# [STATED PROBLEM]
Reproduce the items from the line with "Annotate this image: element" to the line with "svg-text:220: 220 bbox=[585, 157, 600, 167]", swapping "Time elapsed, sec" for "Elapsed time, s" and leaving everything else untouched.
[START]
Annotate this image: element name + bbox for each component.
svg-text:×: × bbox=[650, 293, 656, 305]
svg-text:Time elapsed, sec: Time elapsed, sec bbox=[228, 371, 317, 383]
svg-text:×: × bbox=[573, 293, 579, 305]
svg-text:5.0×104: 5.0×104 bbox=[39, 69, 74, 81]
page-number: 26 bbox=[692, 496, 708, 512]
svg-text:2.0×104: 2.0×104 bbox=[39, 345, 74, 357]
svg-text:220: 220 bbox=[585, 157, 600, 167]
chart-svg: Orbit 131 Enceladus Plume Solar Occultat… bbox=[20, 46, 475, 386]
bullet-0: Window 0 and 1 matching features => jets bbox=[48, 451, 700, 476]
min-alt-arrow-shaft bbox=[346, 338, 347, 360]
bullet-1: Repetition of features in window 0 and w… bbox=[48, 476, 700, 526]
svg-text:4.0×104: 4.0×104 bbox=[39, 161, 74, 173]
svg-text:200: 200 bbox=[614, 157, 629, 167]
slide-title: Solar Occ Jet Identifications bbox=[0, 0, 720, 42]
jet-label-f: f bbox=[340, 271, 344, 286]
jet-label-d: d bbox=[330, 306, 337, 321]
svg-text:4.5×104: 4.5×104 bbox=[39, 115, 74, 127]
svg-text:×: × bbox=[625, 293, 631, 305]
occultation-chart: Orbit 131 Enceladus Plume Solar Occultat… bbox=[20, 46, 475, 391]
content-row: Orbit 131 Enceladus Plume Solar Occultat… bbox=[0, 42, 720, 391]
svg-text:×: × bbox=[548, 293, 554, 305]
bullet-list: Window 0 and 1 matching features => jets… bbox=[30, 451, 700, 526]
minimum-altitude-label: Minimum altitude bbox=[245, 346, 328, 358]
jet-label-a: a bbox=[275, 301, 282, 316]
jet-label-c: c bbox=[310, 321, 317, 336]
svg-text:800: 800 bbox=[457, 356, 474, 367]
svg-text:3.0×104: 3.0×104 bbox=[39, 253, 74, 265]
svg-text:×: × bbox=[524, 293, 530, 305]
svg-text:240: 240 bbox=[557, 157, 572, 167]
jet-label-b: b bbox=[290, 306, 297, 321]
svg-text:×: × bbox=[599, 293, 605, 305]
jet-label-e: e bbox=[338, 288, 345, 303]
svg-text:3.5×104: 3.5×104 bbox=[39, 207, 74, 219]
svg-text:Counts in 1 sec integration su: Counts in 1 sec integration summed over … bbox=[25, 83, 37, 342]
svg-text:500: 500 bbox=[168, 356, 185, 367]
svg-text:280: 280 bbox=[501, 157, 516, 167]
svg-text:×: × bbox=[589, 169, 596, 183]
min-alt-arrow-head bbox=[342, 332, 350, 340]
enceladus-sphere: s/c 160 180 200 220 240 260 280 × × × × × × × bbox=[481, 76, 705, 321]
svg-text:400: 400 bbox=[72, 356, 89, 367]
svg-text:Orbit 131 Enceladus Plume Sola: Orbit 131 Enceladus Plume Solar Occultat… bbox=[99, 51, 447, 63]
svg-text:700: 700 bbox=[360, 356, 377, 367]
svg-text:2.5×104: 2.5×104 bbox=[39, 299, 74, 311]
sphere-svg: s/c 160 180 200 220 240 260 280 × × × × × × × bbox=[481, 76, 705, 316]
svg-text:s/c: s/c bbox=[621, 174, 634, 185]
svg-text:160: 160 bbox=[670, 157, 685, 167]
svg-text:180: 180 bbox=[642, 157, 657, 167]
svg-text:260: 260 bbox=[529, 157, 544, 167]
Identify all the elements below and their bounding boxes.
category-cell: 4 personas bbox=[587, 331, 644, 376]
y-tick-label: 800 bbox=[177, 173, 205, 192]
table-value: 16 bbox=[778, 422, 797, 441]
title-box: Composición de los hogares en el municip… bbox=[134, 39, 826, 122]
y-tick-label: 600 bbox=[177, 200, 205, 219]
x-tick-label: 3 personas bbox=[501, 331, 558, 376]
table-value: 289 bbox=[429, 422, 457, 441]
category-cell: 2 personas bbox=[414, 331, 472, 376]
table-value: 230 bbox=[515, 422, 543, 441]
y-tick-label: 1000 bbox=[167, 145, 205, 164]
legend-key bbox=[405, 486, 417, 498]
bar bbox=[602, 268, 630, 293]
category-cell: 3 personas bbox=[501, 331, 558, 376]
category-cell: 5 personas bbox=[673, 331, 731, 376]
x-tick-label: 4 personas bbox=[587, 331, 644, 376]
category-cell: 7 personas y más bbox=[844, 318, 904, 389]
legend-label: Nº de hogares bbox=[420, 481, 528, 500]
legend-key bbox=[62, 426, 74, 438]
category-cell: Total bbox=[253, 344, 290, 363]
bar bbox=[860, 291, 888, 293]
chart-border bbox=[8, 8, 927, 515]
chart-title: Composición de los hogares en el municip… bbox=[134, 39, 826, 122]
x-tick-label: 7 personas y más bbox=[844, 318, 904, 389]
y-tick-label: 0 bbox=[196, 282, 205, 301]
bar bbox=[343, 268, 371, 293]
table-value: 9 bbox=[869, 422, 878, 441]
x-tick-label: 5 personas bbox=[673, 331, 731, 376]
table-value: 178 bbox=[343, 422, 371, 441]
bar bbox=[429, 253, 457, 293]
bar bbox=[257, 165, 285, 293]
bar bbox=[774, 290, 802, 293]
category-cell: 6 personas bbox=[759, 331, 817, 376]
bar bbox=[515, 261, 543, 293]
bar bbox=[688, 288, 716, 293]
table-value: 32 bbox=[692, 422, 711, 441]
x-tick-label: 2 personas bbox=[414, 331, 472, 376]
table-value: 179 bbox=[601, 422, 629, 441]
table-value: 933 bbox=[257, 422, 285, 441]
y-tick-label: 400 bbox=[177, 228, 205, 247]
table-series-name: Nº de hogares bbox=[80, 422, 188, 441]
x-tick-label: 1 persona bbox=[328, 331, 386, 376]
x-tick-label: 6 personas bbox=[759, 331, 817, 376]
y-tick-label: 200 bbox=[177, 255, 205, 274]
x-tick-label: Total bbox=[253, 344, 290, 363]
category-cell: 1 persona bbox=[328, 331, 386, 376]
[END]
[START]
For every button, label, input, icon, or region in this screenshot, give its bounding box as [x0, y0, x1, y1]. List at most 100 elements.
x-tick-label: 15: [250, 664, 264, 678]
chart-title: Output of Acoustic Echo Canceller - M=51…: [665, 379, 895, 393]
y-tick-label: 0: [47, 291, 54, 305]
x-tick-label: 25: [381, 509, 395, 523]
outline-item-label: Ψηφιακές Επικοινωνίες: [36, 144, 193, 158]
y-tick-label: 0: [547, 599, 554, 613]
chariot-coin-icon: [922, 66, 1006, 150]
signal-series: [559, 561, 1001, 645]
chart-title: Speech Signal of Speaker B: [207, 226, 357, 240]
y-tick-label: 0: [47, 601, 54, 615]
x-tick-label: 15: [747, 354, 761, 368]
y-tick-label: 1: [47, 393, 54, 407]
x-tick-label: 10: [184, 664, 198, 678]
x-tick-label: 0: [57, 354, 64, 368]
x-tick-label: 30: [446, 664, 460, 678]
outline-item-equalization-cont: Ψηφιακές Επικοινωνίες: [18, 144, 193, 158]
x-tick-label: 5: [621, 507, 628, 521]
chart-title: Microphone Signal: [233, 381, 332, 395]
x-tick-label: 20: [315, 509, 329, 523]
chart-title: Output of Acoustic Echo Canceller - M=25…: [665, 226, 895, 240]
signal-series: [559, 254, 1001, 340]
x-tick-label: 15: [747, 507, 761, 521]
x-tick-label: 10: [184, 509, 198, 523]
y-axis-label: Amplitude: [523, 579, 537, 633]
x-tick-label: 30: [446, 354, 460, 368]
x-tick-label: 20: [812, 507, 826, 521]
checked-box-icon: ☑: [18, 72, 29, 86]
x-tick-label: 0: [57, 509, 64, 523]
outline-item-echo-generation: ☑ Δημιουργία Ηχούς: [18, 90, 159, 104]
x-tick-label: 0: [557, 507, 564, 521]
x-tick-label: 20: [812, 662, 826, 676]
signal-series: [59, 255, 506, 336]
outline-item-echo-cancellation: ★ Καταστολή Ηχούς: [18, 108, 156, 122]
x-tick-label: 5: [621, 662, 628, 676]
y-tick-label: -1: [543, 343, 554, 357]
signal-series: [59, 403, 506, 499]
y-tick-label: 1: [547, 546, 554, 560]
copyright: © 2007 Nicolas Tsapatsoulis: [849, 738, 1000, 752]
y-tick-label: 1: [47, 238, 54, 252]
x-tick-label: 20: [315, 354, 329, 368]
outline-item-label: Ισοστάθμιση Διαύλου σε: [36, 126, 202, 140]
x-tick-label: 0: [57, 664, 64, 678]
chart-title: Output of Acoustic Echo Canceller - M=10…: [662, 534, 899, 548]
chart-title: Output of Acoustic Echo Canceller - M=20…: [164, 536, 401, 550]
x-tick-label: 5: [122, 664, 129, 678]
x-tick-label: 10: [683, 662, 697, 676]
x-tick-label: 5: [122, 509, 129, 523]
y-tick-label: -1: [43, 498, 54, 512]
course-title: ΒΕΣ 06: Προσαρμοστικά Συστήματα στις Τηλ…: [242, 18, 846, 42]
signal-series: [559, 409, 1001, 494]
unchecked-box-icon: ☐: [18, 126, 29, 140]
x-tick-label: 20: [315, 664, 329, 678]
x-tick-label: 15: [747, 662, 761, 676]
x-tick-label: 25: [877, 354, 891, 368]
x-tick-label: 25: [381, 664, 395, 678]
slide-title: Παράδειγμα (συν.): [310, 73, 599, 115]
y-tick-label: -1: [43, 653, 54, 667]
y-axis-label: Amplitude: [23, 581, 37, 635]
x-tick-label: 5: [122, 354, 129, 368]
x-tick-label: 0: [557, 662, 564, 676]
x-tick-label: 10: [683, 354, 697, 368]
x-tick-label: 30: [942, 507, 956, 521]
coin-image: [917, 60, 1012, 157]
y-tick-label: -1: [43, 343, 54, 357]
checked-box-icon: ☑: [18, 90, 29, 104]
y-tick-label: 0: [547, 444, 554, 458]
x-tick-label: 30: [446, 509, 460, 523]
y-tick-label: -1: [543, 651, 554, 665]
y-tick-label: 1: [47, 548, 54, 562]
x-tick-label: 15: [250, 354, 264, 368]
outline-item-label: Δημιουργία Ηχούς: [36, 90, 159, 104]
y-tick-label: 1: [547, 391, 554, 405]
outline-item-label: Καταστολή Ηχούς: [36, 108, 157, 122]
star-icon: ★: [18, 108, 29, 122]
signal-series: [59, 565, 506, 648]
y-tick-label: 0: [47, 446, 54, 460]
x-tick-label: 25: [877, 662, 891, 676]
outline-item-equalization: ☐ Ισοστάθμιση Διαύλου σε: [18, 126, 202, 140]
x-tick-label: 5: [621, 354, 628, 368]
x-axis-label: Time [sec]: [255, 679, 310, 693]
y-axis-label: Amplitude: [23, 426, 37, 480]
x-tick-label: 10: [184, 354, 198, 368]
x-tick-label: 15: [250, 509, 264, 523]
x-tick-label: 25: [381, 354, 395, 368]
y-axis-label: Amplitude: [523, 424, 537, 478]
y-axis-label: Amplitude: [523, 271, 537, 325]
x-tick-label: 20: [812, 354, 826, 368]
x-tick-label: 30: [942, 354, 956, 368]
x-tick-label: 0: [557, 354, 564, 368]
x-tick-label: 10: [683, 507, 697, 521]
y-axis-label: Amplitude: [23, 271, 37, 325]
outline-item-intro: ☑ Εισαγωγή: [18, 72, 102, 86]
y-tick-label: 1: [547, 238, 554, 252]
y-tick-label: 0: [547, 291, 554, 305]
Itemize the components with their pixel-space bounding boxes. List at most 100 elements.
[END]
# [SOLUTION BELOW]
Annotate this image: element name + bbox for each component.
svg-text:×: × bbox=[650, 293, 656, 305]
svg-text:Elapsed time, s: Elapsed time, s bbox=[228, 371, 317, 383]
svg-text:×: × bbox=[573, 293, 579, 305]
svg-text:5.0×104: 5.0×104 bbox=[39, 69, 74, 81]
page-number: 26 bbox=[692, 496, 708, 512]
svg-text:2.0×104: 2.0×104 bbox=[39, 345, 74, 357]
svg-text:220: 220 bbox=[585, 157, 600, 167]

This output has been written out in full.